⟨

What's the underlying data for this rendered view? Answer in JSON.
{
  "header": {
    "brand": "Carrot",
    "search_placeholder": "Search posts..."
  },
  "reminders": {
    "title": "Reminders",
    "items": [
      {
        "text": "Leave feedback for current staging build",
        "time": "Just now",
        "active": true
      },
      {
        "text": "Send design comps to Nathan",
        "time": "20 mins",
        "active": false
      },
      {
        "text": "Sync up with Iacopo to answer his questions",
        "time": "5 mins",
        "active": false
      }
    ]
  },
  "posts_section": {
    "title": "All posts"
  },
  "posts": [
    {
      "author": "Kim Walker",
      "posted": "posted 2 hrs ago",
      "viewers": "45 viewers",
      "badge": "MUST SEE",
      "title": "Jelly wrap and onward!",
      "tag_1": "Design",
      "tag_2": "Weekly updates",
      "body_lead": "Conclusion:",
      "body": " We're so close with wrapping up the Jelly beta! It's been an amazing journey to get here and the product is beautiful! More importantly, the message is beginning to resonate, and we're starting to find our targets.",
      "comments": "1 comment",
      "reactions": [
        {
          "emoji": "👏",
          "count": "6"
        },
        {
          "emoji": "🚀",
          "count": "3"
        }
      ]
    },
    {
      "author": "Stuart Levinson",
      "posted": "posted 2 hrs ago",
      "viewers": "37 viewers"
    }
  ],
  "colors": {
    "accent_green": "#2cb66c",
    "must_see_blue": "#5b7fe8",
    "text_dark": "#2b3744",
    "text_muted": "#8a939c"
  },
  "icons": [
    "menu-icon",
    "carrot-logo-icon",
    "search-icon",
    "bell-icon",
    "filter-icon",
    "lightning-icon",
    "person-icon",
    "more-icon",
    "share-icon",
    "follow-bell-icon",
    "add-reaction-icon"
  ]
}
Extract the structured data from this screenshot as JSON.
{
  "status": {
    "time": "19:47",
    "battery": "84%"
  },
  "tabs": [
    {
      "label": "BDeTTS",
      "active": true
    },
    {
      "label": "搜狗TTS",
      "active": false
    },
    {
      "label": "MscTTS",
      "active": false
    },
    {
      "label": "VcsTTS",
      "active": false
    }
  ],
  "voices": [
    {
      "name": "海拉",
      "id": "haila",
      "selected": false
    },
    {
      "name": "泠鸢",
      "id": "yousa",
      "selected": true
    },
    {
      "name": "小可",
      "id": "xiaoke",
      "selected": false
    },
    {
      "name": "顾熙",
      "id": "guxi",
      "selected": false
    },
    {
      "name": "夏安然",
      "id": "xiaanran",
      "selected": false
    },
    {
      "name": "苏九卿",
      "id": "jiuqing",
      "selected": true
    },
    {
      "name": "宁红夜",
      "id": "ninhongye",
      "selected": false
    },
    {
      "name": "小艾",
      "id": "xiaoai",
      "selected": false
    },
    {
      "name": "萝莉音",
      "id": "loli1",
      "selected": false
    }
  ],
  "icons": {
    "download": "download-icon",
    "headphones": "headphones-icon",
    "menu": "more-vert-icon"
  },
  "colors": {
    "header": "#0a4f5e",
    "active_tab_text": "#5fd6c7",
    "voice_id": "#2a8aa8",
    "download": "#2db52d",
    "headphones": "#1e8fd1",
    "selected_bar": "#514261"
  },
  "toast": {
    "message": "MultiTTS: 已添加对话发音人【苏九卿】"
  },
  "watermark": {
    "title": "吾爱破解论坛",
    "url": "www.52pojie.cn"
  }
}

⟩

> _EXERCISE OBJECTIVE_: Repeat every line of the data, exactly and in full.

> _REPLY_:
What's the underlying data for this rendered view? Answer in JSON.
{
  "header": {
    "brand": "Carrot",
    "search_placeholder": "Search posts..."
  },
  "reminders": {
    "title": "Reminders",
    "items": [
      {
        "text": "Leave feedback for current staging build",
        "time": "Just now",
        "active": true
      },
      {
        "text": "Send design comps to Nathan",
        "time": "20 mins",
        "active": false
      },
      {
        "text": "Sync up with Iacopo to answer his questions",
        "time": "5 mins",
        "active": false
      }
    ]
  },
  "posts_section": {
    "title": "All posts"
  },
  "posts": [
    {
      "author": "Kim Walker",
      "posted": "posted 2 hrs ago",
      "viewers": "45 viewers",
      "badge": "MUST SEE",
      "title": "Jelly wrap and onward!",
      "tag_1": "Design",
      "tag_2": "Weekly updates",
      "body_lead": "Conclusion:",
      "body": " We're so close with wrapping up the Jelly beta! It's been an amazing journey to get here and the product is beautiful! More importantly, the message is beginning to resonate, and we're starting to find our targets.",
      "comments": "1 comment",
      "reactions": [
        {
          "emoji": "👏",
          "count": "6"
        },
        {
          "emoji": "🚀",
          "count": "3"
        }
      ]
    },
    {
      "author": "Stuart Levinson",
      "posted": "posted 2 hrs ago",
      "viewers": "37 viewers"
    }
  ],
  "colors": {
    "accent_green": "#2cb66c",
    "must_see_blue": "#5b7fe8",
    "text_dark": "#2b3744",
    "text_muted": "#8a939c"
  },
  "icons": [
    "menu-icon",
    "carrot-logo-icon",
    "search-icon",
    "bell-icon",
    "filter-icon",
    "lightning-icon",
    "person-icon",
    "more-icon",
    "share-icon",
    "follow-bell-icon",
    "add-reaction-icon"
  ]
}
Extract the structured data from this screenshot as JSON.
{
  "status": {
    "time": "19:47",
    "battery": "84%"
  },
  "tabs": [
    {
      "label": "BDeTTS",
      "active": true
    },
    {
      "label": "搜狗TTS",
      "active": false
    },
    {
      "label": "MscTTS",
      "active": false
    },
    {
      "label": "VcsTTS",
      "active": false
    }
  ],
  "voices": [
    {
      "name": "海拉",
      "id": "haila",
      "selected": false
    },
    {
      "name": "泠鸢",
      "id": "yousa",
      "selected": true
    },
    {
      "name": "小可",
      "id": "xiaoke",
      "selected": false
    },
    {
      "name": "顾熙",
      "id": "guxi",
      "selected": false
    },
    {
      "name": "夏安然",
      "id": "xiaanran",
      "selected": false
    },
    {
      "name": "苏九卿",
      "id": "jiuqing",
      "selected": true
    },
    {
      "name": "宁红夜",
      "id": "ninhongye",
      "selected": false
    },
    {
      "name": "小艾",
      "id": "xiaoai",
      "selected": false
    },
    {
      "name": "萝莉音",
      "id": "loli1",
      "selected": false
    }
  ],
  "icons": {
    "download": "download-icon",
    "headphones": "headphones-icon",
    "menu": "more-vert-icon"
  },
  "colors": {
    "header": "#0a4f5e",
    "active_tab_text": "#5fd6c7",
    "voice_id": "#2a8aa8",
    "download": "#2db52d",
    "headphones": "#1e8fd1",
    "selected_bar": "#514261"
  },
  "toast": {
    "message": "MultiTTS: 已添加对话发音人【苏九卿】"
  },
  "watermark": {
    "title": "吾爱破解论坛",
    "url": "www.52pojie.cn"
  }
}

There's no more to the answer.